#### [TASK PROMPT]
Every entry needs to be reproduced exactly.

(Stored entries)
===============

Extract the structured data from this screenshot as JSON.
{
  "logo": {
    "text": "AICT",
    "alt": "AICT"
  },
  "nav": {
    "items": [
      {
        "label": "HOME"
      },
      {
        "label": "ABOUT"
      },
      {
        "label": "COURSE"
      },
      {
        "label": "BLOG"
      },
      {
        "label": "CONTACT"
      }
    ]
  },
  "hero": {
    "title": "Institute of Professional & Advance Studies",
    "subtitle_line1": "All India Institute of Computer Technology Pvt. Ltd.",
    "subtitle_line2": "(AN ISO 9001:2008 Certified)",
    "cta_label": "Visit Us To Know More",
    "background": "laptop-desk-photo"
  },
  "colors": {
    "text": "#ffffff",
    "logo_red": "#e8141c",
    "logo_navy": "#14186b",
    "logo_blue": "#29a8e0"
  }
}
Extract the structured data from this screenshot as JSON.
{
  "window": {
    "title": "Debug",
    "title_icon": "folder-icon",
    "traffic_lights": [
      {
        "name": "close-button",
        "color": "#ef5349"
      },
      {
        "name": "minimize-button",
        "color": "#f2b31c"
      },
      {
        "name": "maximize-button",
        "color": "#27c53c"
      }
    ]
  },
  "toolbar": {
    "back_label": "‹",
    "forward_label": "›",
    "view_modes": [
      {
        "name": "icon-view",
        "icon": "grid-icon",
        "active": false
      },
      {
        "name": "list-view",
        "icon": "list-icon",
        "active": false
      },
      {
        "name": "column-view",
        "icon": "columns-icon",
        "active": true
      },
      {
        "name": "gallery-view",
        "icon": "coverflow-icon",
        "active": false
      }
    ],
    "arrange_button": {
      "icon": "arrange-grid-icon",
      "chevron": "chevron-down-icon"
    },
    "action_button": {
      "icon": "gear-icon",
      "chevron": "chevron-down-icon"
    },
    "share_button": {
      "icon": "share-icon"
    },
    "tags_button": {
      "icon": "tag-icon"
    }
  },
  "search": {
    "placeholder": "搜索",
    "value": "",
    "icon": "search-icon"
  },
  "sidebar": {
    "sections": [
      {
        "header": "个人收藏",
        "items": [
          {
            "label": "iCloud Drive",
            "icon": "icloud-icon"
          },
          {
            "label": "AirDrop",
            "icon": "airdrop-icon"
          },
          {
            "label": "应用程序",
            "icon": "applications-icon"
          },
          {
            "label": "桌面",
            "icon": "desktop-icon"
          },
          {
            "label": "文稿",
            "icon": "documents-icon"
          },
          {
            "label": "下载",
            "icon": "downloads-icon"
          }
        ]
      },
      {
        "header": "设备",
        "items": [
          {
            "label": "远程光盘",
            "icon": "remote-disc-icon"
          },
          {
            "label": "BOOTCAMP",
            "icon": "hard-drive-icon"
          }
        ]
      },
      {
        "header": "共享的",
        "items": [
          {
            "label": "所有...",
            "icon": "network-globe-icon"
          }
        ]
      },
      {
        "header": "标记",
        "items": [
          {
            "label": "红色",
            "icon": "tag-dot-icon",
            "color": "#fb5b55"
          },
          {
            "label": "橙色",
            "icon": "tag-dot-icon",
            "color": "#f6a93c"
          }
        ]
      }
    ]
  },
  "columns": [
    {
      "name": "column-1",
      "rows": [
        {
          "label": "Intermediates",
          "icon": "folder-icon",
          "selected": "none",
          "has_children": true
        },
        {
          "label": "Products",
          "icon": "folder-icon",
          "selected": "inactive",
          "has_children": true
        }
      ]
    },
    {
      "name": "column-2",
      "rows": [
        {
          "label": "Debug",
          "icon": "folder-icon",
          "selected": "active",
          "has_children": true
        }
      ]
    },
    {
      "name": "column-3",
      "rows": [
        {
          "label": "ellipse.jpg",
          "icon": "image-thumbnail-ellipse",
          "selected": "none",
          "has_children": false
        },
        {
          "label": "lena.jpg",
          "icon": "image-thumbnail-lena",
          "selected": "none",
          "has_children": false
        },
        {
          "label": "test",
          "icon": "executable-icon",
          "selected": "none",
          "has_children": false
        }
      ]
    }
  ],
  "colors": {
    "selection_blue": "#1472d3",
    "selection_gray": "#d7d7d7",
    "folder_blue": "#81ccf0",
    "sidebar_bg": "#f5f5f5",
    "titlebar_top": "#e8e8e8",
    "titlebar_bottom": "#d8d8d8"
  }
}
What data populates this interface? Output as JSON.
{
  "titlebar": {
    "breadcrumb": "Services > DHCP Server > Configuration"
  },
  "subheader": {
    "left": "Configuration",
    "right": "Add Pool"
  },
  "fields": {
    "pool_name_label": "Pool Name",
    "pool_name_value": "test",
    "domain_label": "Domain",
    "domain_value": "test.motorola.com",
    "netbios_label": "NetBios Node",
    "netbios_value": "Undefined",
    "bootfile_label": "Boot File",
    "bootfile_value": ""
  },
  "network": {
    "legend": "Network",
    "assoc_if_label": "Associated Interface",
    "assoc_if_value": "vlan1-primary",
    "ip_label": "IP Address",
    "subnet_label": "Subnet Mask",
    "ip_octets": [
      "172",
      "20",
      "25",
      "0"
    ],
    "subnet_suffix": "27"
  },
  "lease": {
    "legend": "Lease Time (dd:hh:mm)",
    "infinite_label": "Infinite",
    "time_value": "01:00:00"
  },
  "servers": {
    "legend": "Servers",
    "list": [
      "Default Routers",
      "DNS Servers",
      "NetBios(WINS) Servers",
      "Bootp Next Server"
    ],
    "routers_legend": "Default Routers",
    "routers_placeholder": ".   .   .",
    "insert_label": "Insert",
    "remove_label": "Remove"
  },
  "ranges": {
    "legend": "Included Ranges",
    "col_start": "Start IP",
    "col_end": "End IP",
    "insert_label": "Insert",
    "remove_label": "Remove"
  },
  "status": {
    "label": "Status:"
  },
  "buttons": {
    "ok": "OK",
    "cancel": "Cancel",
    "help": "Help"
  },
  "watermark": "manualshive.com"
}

===============

#### [PROBLEM SOLUTION]
Extract the structured data from this screenshot as JSON.
{
  "logo": {
    "text": "AICT",
    "alt": "AICT"
  },
  "nav": {
    "items": [
      {
        "label": "HOME"
      },
      {
        "label": "ABOUT"
      },
      {
        "label": "COURSE"
      },
      {
        "label": "BLOG"
      },
      {
        "label": "CONTACT"
      }
    ]
  },
  "hero": {
    "title": "Institute of Professional & Advance Studies",
    "subtitle_line1": "All India Institute of Computer Technology Pvt. Ltd.",
    "subtitle_line2": "(AN ISO 9001:2008 Certified)",
    "cta_label": "Visit Us To Know More",
    "background": "laptop-desk-photo"
  },
  "colors": {
    "text": "#ffffff",
    "logo_red": "#e8141c",
    "logo_navy": "#14186b",
    "logo_blue": "#29a8e0"
  }
}
Extract the structured data from this screenshot as JSON.
{
  "window": {
    "title": "Debug",
    "title_icon": "folder-icon",
    "traffic_lights": [
      {
        "name": "close-button",
        "color": "#ef5349"
      },
      {
        "name": "minimize-button",
        "color": "#f2b31c"
      },
      {
        "name": "maximize-button",
        "color": "#27c53c"
      }
    ]
  },
  "toolbar": {
    "back_label": "‹",
    "forward_label": "›",
    "view_modes": [
      {
        "name": "icon-view",
        "icon": "grid-icon",
        "active": false
      },
      {
        "name": "list-view",
        "icon": "list-icon",
        "active": false
      },
      {
        "name": "column-view",
        "icon": "columns-icon",
        "active": true
      },
      {
        "name": "gallery-view",
        "icon": "coverflow-icon",
        "active": false
      }
    ],
    "arrange_button": {
      "icon": "arrange-grid-icon",
      "chevron": "chevron-down-icon"
    },
    "action_button": {
      "icon": "gear-icon",
      "chevron": "chevron-down-icon"
    },
    "share_button": {
      "icon": "share-icon"
    },
    "tags_button": {
      "icon": "tag-icon"
    }
  },
  "search": {
    "placeholder": "搜索",
    "value": "",
    "icon": "search-icon"
  },
  "sidebar": {
    "sections": [
      {
        "header": "个人收藏",
        "items": [
          {
            "label": "iCloud Drive",
            "icon": "icloud-icon"
          },
          {
            "label": "AirDrop",
            "icon": "airdrop-icon"
          },
          {
            "label": "应用程序",
            "icon": "applications-icon"
          },
          {
            "label": "桌面",
            "icon": "desktop-icon"
          },
          {
            "label": "文稿",
            "icon": "documents-icon"
          },
          {
            "label": "下载",
            "icon": "downloads-icon"
          }
        ]
      },
      {
        "header": "设备",
        "items": [
          {
            "label": "远程光盘",
            "icon": "remote-disc-icon"
          },
          {
            "label": "BOOTCAMP",
            "icon": "hard-drive-icon"
          }
        ]
      },
      {
        "header": "共享的",
        "items": [
          {
            "label": "所有...",
            "icon": "network-globe-icon"
          }
        ]
      },
      {
        "header": "标记",
        "items": [
          {
            "label": "红色",
            "icon": "tag-dot-icon",
            "color": "#fb5b55"
          },
          {
            "label": "橙色",
            "icon": "tag-dot-icon",
            "color": "#f6a93c"
          }
        ]
      }
    ]
  },
  "columns": [
    {
      "name": "column-1",
      "rows": [
        {
          "label": "Intermediates",
          "icon": "folder-icon",
          "selected": "none",
          "has_children": true
        },
        {
          "label": "Products",
          "icon": "folder-icon",
          "selected": "inactive",
          "has_children": true
        }
      ]
    },
    {
      "name": "column-2",
      "rows": [
        {
          "label": "Debug",
          "icon": "folder-icon",
          "selected": "active",
          "has_children": true
        }
      ]
    },
    {
      "name": "column-3",
      "rows": [
        {
          "label": "ellipse.jpg",
          "icon": "image-thumbnail-ellipse",
          "selected": "none",
          "has_children": false
        },
        {
          "label": "lena.jpg",
          "icon": "image-thumbnail-lena",
          "selected": "none",
          "has_children": false
        },
        {
          "label": "test",
          "icon": "executable-icon",
          "selected": "none",
          "has_children": false
        }
      ]
    }
  ],
  "colors": {
    "selection_blue": "#1472d3",
    "selection_gray": "#d7d7d7",
    "folder_blue": "#81ccf0",
    "sidebar_bg": "#f5f5f5",
    "titlebar_top": "#e8e8e8",
    "titlebar_bottom": "#d8d8d8"
  }
}
What data populates this interface? Output as JSON.
{
  "titlebar": {
    "breadcrumb": "Services > DHCP Server > Configuration"
  },
  "subheader": {
    "left": "Configuration",
    "right": "Add Pool"
  },
  "fields": {
    "pool_name_label": "Pool Name",
    "pool_name_value": "test",
    "domain_label": "Domain",
    "domain_value": "test.motorola.com",
    "netbios_label": "NetBios Node",
    "netbios_value": "Undefined",
    "bootfile_label": "Boot File",
    "bootfile_value": ""
  },
  "network": {
    "legend": "Network",
    "assoc_if_label": "Associated Interface",
    "assoc_if_value": "vlan1-primary",
    "ip_label": "IP Address",
    "subnet_label": "Subnet Mask",
    "ip_octets": [
      "172",
      "20",
      "25",
      "0"
    ],
    "subnet_suffix": "27"
  },
  "lease": {
    "legend": "Lease Time (dd:hh:mm)",
    "infinite_label": "Infinite",
    "time_value": "01:00:00"
  },
  "servers": {
    "legend": "Servers",
    "list": [
      "Default Routers",
      "DNS Servers",
      "NetBios(WINS) Servers",
      "Bootp Next Server"
    ],
    "routers_legend": "Default Routers",
    "routers_placeholder": ".   .   .",
    "insert_label": "Insert",
    "remove_label": "Remove"
  },
  "ranges": {
    "legend": "Included Ranges",
    "col_start": "Start IP",
    "col_end": "End IP",
    "insert_label": "Insert",
    "remove_label": "Remove"
  },
  "status": {
    "label": "Status:"
  },
  "buttons": {
    "ok": "OK",
    "cancel": "Cancel",
    "help": "Help"
  },
  "watermark": "manualshive.com"
}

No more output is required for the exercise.